● Short exercise
Reproduce the listing below without any change.

● Material for this exercise
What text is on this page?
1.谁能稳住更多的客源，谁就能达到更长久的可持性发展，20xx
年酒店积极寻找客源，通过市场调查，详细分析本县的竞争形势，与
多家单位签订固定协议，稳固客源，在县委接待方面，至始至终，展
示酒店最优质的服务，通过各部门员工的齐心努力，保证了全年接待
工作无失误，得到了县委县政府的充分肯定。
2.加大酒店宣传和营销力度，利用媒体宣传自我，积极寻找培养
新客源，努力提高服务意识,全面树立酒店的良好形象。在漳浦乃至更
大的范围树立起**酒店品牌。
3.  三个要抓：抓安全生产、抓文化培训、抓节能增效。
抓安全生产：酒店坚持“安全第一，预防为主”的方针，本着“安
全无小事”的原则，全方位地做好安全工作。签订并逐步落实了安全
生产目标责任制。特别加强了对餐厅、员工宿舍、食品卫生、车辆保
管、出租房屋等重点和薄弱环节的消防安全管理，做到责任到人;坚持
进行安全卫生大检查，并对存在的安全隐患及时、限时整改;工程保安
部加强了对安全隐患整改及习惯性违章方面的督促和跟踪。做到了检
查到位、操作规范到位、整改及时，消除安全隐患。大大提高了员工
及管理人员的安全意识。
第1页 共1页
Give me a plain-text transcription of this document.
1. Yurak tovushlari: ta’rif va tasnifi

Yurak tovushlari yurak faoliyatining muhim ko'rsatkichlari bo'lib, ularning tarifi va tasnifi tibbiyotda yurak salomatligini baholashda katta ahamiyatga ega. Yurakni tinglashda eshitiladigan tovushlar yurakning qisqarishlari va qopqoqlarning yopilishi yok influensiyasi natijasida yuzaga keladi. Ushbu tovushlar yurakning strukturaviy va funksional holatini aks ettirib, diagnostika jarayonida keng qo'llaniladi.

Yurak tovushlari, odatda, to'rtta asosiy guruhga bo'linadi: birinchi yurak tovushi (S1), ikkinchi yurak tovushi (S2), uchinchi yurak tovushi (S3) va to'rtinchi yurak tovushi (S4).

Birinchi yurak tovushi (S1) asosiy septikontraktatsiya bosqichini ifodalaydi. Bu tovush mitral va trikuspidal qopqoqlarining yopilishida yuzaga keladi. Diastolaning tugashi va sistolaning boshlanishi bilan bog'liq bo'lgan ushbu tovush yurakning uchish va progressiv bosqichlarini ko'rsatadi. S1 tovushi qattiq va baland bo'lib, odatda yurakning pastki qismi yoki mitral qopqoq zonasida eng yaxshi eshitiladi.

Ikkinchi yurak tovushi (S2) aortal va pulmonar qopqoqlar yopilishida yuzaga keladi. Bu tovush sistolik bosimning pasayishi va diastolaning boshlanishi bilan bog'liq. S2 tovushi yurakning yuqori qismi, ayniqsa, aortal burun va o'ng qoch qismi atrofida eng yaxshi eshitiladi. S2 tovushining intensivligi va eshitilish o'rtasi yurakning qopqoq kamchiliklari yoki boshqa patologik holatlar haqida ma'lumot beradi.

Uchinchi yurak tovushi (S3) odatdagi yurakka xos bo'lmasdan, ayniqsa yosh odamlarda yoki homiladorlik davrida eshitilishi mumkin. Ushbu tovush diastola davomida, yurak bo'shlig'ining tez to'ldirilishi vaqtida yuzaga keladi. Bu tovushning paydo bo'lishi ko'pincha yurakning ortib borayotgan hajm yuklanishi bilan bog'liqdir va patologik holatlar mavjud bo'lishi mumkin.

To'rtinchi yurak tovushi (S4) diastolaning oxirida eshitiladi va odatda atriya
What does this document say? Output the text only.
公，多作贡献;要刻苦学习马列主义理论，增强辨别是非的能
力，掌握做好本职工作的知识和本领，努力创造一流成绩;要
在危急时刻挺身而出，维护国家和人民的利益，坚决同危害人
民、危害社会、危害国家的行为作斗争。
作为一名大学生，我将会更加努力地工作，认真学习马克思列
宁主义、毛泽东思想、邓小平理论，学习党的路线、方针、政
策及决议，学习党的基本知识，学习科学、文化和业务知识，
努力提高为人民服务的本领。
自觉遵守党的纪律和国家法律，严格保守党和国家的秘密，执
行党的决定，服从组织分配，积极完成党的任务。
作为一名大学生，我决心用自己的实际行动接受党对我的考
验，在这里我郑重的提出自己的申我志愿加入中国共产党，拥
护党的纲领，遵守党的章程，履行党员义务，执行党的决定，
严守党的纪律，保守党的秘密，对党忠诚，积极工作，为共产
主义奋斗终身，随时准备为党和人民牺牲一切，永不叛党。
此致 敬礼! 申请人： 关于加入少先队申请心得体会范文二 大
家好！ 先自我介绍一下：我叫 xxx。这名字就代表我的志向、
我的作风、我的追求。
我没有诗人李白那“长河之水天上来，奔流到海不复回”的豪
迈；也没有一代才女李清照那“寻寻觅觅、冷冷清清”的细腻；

● The answer
What text is on this page?
1.谁能稳住更多的客源，谁就能达到更长久的可持性发展，20xx
年酒店积极寻找客源，通过市场调查，详细分析本县的竞争形势，与
多家单位签订固定协议，稳固客源，在县委接待方面，至始至终，展
示酒店最优质的服务，通过各部门员工的齐心努力，保证了全年接待
工作无失误，得到了县委县政府的充分肯定。
2.加大酒店宣传和营销力度，利用媒体宣传自我，积极寻找培养
新客源，努力提高服务意识,全面树立酒店的良好形象。在漳浦乃至更
大的范围树立起**酒店品牌。
3.  三个要抓：抓安全生产、抓文化培训、抓节能增效。
抓安全生产：酒店坚持“安全第一，预防为主”的方针，本着“安
全无小事”的原则，全方位地做好安全工作。签订并逐步落实了安全
生产目标责任制。特别加强了对餐厅、员工宿舍、食品卫生、车辆保
管、出租房屋等重点和薄弱环节的消防安全管理，做到责任到人;坚持
进行安全卫生大检查，并对存在的安全隐患及时、限时整改;工程保安
部加强了对安全隐患整改及习惯性违章方面的督促和跟踪。做到了检
查到位、操作规范到位、整改及时，消除安全隐患。大大提高了员工
及管理人员的安全意识。
第1页 共1页
Give me a plain-text transcription of this document.
1. Yurak tovushlari: ta’rif va tasnifi

Yurak tovushlari yurak faoliyatining muhim ko'rsatkichlari bo'lib, ularning tarifi va tasnifi tibbiyotda yurak salomatligini baholashda katta ahamiyatga ega. Yurakni tinglashda eshitiladigan tovushlar yurakning qisqarishlari va qopqoqlarning yopilishi yok influensiyasi natijasida yuzaga keladi. Ushbu tovushlar yurakning strukturaviy va funksional holatini aks ettirib, diagnostika jarayonida keng qo'llaniladi.

Yurak tovushlari, odatda, to'rtta asosiy guruhga bo'linadi: birinchi yurak tovushi (S1), ikkinchi yurak tovushi (S2), uchinchi yurak tovushi (S3) va to'rtinchi yurak tovushi (S4).

Birinchi yurak tovushi (S1) asosiy septikontraktatsiya bosqichini ifodalaydi. Bu tovush mitral va trikuspidal qopqoqlarining yopilishida yuzaga keladi. Diastolaning tugashi va sistolaning boshlanishi bilan bog'liq bo'lgan ushbu tovush yurakning uchish va progressiv bosqichlarini ko'rsatadi. S1 tovushi qattiq va baland bo'lib, odatda yurakning pastki qismi yoki mitral qopqoq zonasida eng yaxshi eshitiladi.

Ikkinchi yurak tovushi (S2) aortal va pulmonar qopqoqlar yopilishida yuzaga keladi. Bu tovush sistolik bosimning pasayishi va diastolaning boshlanishi bilan bog'liq. S2 tovushi yurakning yuqori qismi, ayniqsa, aortal burun va o'ng qoch qismi atrofida eng yaxshi eshitiladi. S2 tovushining intensivligi va eshitilish o'rtasi yurakning qopqoq kamchiliklari yoki boshqa patologik holatlar haqida ma'lumot beradi.

Uchinchi yurak tovushi (S3) odatdagi yurakka xos bo'lmasdan, ayniqsa yosh odamlarda yoki homiladorlik davrida eshitilishi mumkin. Ushbu tovush diastola davomida, yurak bo'shlig'ining tez to'ldirilishi vaqtida yuzaga keladi. Bu tovushning paydo bo'lishi ko'pincha yurakning ortib borayotgan hajm yuklanishi bilan bog'liqdir va patologik holatlar mavjud bo'lishi mumkin.

To'rtinchi yurak tovushi (S4) diastolaning oxirida eshitiladi va odatda atriya
What does this document say? Output the text only.
公，多作贡献;要刻苦学习马列主义理论，增强辨别是非的能
力，掌握做好本职工作的知识和本领，努力创造一流成绩;要
在危急时刻挺身而出，维护国家和人民的利益，坚决同危害人
民、危害社会、危害国家的行为作斗争。
作为一名大学生，我将会更加努力地工作，认真学习马克思列
宁主义、毛泽东思想、邓小平理论，学习党的路线、方针、政
策及决议，学习党的基本知识，学习科学、文化和业务知识，
努力提高为人民服务的本领。
自觉遵守党的纪律和国家法律，严格保守党和国家的秘密，执
行党的决定，服从组织分配，积极完成党的任务。
作为一名大学生，我决心用自己的实际行动接受党对我的考
验，在这里我郑重的提出自己的申我志愿加入中国共产党，拥
护党的纲领，遵守党的章程，履行党员义务，执行党的决定，
严守党的纪律，保守党的秘密，对党忠诚，积极工作，为共产
主义奋斗终身，随时准备为党和人民牺牲一切，永不叛党。
此致 敬礼! 申请人： 关于加入少先队申请心得体会范文二 大
家好！ 先自我介绍一下：我叫 xxx。这名字就代表我的志向、
我的作风、我的追求。
我没有诗人李白那“长河之水天上来，奔流到海不复回”的豪
迈；也没有一代才女李清照那“寻寻觅觅、冷冷清清”的细腻；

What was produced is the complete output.